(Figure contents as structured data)
** start **
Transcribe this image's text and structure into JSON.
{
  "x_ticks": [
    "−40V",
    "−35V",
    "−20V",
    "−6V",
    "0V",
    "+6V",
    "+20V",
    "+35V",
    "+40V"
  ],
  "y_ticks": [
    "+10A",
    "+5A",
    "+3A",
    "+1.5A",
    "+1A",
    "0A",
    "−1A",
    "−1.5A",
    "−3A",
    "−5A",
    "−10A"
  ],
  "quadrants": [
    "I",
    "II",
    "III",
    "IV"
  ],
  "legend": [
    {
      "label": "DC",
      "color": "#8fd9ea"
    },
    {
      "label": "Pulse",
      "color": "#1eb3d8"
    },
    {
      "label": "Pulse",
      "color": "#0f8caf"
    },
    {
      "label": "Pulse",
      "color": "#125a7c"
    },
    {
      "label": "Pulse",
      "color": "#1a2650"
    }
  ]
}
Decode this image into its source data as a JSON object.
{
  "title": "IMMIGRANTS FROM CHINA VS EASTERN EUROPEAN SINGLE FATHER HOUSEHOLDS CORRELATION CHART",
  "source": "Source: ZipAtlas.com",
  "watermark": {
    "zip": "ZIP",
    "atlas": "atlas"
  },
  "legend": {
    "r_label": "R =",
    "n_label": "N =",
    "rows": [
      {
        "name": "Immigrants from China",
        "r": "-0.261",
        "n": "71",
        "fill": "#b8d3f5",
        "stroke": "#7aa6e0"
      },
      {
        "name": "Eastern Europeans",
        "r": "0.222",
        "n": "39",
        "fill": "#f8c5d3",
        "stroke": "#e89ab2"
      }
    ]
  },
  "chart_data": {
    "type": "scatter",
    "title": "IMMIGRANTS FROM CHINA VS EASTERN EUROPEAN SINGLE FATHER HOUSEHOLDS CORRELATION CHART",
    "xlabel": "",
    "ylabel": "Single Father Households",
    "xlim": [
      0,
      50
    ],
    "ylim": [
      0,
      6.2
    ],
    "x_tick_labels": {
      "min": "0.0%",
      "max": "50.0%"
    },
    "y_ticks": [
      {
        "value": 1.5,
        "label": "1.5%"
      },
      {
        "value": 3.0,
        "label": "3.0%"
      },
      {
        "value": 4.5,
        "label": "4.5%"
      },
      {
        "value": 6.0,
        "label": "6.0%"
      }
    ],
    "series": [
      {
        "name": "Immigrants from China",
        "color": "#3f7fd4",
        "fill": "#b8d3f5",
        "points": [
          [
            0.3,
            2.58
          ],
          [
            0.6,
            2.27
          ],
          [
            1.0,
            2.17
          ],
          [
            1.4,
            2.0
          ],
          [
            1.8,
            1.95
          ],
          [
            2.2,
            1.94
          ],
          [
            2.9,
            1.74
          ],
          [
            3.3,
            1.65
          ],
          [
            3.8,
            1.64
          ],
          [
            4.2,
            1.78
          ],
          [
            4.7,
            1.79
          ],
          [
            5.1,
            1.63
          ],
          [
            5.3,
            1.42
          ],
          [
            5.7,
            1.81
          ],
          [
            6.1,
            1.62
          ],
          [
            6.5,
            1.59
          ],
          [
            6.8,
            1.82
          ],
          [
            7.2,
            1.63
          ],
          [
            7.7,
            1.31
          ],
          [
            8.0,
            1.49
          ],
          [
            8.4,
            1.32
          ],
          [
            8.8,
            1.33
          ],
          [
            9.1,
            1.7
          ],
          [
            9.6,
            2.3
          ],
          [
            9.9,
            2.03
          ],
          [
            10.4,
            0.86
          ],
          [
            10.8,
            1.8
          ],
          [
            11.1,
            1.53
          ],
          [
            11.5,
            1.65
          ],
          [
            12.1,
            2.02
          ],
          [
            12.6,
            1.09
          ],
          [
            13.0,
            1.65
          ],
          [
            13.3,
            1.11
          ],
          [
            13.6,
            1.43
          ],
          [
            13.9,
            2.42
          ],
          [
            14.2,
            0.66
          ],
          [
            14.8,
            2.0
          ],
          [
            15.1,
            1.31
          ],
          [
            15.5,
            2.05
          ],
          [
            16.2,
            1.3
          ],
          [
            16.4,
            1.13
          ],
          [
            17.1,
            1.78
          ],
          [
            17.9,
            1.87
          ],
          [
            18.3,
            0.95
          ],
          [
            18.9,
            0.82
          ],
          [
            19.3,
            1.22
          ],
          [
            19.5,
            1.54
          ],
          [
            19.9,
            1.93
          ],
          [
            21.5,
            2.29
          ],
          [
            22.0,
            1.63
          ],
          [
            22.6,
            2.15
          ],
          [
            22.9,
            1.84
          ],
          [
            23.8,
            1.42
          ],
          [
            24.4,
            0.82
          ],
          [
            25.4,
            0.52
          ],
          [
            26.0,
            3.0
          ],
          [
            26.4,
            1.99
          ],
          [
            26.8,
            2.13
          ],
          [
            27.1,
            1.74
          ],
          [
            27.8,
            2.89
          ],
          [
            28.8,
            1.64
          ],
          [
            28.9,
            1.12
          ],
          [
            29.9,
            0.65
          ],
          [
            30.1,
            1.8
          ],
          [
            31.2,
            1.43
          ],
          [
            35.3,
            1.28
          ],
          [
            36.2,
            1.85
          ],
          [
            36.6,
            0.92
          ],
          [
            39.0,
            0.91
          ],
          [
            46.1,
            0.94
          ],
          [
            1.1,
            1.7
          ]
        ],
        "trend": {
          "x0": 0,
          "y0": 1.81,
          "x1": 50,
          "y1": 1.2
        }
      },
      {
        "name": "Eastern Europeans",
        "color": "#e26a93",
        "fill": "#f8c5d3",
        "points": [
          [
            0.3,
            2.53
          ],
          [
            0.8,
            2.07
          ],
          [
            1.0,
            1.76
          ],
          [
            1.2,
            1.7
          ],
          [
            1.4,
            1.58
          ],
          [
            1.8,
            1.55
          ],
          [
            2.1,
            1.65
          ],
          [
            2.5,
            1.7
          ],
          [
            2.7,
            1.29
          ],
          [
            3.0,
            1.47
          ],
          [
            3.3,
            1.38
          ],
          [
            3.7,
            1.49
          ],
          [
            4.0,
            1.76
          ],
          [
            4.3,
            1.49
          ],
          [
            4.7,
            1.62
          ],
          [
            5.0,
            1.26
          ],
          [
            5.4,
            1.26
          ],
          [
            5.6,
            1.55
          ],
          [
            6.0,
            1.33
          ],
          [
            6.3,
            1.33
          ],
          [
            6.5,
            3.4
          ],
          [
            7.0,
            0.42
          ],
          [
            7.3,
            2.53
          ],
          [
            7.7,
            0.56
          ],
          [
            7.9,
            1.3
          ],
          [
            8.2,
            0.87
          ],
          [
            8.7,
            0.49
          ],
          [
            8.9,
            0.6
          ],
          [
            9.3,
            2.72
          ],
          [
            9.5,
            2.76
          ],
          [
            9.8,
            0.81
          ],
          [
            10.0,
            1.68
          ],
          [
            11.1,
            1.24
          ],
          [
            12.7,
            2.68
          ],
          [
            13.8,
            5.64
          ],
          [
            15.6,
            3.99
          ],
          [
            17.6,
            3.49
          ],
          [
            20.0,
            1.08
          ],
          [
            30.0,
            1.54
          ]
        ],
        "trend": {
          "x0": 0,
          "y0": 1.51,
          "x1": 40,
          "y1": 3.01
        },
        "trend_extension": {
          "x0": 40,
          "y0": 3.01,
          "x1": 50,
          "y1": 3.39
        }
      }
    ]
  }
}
** end **
### EXERCISE GOAL
Using the listing above, work out how many of its lines include "JSON", and give only the result.

### FULL OUTPUT
2